● Challenge
Pull out every line from the listing that has the word "Intercolonial".

● Stored rows
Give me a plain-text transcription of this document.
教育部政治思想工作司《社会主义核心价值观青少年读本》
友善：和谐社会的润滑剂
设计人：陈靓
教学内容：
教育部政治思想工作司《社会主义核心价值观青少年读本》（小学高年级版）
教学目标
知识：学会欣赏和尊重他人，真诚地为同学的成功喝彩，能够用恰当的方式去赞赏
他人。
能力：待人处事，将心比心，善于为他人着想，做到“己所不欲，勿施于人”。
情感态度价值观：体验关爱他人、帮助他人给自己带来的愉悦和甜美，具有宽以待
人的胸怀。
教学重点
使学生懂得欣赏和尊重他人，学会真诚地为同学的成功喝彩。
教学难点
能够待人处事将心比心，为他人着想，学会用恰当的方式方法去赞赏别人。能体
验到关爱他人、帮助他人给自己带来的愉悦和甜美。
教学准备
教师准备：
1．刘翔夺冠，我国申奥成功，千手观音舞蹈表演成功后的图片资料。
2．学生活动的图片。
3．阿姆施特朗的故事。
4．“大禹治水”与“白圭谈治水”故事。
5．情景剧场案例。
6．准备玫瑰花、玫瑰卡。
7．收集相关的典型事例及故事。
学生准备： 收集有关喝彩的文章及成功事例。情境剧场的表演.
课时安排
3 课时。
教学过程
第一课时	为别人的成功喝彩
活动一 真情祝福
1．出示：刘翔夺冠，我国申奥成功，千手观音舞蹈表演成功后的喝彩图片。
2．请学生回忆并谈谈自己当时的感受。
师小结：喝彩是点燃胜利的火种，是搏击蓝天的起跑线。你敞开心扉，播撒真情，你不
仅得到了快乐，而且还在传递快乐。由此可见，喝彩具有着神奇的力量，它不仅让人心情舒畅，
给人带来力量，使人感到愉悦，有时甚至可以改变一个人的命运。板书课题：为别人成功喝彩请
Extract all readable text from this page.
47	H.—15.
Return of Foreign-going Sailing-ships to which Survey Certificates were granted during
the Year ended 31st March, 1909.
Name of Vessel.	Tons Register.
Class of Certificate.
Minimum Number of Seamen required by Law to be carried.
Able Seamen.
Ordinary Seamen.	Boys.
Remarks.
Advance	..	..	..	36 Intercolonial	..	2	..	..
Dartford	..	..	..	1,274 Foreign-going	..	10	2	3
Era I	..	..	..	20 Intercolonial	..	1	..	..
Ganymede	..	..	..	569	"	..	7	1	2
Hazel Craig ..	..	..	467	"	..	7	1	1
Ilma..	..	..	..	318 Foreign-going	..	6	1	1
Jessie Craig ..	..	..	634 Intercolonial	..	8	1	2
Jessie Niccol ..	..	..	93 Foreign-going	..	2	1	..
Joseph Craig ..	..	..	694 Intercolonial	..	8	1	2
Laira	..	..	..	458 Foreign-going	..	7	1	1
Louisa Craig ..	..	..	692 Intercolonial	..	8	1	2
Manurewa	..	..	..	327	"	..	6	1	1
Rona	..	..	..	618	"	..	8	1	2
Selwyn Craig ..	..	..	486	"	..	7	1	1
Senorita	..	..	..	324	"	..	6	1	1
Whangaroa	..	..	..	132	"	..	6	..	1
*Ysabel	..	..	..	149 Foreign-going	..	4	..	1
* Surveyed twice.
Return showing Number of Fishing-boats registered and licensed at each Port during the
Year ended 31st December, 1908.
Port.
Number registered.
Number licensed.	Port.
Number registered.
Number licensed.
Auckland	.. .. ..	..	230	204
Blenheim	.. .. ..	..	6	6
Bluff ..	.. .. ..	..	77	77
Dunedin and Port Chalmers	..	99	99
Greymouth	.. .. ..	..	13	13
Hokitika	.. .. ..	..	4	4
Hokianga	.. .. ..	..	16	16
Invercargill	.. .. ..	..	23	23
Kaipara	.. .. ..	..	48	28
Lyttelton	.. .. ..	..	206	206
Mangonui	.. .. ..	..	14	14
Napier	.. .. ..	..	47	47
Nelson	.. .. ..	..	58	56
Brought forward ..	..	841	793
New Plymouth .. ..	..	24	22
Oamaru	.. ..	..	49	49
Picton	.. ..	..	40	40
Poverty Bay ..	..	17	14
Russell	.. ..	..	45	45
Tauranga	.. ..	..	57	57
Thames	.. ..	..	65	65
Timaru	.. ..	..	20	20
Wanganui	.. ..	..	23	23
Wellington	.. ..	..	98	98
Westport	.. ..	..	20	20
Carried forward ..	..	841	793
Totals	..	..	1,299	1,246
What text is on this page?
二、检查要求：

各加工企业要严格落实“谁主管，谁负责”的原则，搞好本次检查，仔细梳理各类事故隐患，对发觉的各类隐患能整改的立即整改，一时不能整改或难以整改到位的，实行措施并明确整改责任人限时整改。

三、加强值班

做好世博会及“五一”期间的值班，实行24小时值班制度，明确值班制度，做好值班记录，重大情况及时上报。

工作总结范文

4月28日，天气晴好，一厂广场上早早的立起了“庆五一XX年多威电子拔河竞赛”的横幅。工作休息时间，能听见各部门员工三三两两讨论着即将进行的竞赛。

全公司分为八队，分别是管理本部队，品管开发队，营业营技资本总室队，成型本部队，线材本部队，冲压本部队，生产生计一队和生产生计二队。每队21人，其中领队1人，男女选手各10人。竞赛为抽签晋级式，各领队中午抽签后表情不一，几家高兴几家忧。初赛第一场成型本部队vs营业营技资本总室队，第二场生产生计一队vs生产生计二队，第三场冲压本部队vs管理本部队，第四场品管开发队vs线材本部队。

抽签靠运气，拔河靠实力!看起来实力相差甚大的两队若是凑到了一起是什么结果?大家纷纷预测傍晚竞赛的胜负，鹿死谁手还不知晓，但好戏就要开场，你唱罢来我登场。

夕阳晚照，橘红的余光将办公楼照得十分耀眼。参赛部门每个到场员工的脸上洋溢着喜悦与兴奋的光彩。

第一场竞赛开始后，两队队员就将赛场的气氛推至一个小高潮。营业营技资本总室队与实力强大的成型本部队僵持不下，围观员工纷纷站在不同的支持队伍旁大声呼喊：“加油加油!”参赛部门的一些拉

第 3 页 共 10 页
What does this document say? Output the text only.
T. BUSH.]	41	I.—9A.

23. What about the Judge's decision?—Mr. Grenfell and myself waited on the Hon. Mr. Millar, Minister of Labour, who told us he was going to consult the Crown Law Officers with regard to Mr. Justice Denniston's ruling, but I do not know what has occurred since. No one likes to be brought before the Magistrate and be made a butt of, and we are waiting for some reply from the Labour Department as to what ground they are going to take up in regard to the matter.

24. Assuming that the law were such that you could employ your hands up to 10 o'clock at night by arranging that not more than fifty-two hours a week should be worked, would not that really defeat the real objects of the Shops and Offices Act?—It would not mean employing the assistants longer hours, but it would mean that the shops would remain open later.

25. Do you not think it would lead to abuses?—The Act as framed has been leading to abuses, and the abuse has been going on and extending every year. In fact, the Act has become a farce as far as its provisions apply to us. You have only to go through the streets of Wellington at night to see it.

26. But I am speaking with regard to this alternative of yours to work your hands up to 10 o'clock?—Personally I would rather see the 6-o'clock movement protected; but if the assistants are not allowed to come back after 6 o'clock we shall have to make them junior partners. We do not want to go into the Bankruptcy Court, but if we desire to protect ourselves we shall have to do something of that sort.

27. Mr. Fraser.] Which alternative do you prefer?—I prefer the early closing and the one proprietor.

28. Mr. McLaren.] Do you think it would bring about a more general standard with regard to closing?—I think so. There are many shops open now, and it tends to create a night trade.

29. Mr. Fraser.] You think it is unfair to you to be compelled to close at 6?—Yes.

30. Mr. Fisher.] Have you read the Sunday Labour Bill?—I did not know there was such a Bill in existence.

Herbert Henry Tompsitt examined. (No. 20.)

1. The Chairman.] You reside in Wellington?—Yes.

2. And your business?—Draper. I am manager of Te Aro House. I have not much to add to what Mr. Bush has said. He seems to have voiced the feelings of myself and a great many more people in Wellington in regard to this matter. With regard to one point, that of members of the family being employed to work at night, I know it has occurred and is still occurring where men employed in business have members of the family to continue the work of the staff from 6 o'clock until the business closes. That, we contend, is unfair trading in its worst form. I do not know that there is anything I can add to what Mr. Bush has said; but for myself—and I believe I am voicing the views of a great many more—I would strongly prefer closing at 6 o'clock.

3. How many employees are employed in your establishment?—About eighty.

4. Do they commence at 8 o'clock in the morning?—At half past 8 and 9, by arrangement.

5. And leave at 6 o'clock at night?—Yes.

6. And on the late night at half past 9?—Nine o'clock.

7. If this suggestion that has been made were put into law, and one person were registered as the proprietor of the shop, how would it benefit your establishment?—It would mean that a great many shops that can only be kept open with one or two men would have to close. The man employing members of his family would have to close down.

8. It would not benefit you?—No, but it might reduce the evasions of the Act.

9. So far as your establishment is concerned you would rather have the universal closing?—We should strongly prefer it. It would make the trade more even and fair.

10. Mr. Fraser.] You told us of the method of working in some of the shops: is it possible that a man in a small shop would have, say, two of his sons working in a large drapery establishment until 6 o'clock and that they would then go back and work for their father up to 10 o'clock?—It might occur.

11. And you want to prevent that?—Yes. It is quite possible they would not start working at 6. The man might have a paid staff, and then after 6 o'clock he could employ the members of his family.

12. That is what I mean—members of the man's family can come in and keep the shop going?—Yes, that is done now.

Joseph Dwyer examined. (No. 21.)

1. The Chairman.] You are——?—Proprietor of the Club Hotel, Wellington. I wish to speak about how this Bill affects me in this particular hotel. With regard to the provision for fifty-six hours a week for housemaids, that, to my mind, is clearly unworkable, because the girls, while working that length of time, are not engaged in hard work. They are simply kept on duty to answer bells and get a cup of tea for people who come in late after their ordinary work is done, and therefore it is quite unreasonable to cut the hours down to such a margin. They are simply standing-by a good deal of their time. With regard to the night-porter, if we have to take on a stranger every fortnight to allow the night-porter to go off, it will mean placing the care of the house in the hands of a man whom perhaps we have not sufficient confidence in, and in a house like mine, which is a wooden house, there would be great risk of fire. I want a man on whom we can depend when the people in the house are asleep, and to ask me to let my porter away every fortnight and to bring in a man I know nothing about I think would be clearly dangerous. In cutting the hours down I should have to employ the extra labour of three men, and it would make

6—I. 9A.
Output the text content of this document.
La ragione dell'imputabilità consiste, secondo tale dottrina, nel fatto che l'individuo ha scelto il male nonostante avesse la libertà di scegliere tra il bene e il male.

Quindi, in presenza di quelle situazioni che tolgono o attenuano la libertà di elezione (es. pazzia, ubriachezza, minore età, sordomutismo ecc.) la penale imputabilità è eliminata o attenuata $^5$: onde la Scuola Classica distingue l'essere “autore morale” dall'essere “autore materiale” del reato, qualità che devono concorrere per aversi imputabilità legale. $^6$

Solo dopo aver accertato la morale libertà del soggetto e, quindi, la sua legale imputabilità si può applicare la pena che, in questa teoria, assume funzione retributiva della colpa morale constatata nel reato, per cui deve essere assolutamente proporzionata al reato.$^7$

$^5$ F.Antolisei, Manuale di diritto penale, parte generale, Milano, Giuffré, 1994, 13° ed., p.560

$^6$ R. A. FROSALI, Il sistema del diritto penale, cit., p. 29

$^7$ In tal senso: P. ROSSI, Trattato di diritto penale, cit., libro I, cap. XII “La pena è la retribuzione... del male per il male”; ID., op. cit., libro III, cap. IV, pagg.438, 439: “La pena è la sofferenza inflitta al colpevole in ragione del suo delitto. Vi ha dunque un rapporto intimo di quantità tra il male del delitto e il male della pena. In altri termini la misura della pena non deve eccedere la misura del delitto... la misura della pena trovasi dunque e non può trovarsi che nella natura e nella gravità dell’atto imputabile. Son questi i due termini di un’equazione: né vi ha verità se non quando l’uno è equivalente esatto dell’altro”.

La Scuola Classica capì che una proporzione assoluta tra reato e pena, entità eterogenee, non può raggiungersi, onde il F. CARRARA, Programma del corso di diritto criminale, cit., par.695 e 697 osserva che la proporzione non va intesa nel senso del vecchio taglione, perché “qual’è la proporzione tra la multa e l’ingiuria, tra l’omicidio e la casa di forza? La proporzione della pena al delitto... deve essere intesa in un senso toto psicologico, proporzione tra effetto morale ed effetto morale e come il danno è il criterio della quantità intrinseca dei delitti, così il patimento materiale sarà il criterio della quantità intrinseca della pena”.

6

● Response to this exercise
Advance	..	..	..	36 Intercolonial	..	2	..	..
Era I	..	..	..	20 Intercolonial	..	1	..	..
Jessie Craig ..	..	..	634 Intercolonial	..	8	1	2
Joseph Craig ..	..	..	694 Intercolonial	..	8	1	2
Louisa Craig ..	..	..	692 Intercolonial	..	8	1	2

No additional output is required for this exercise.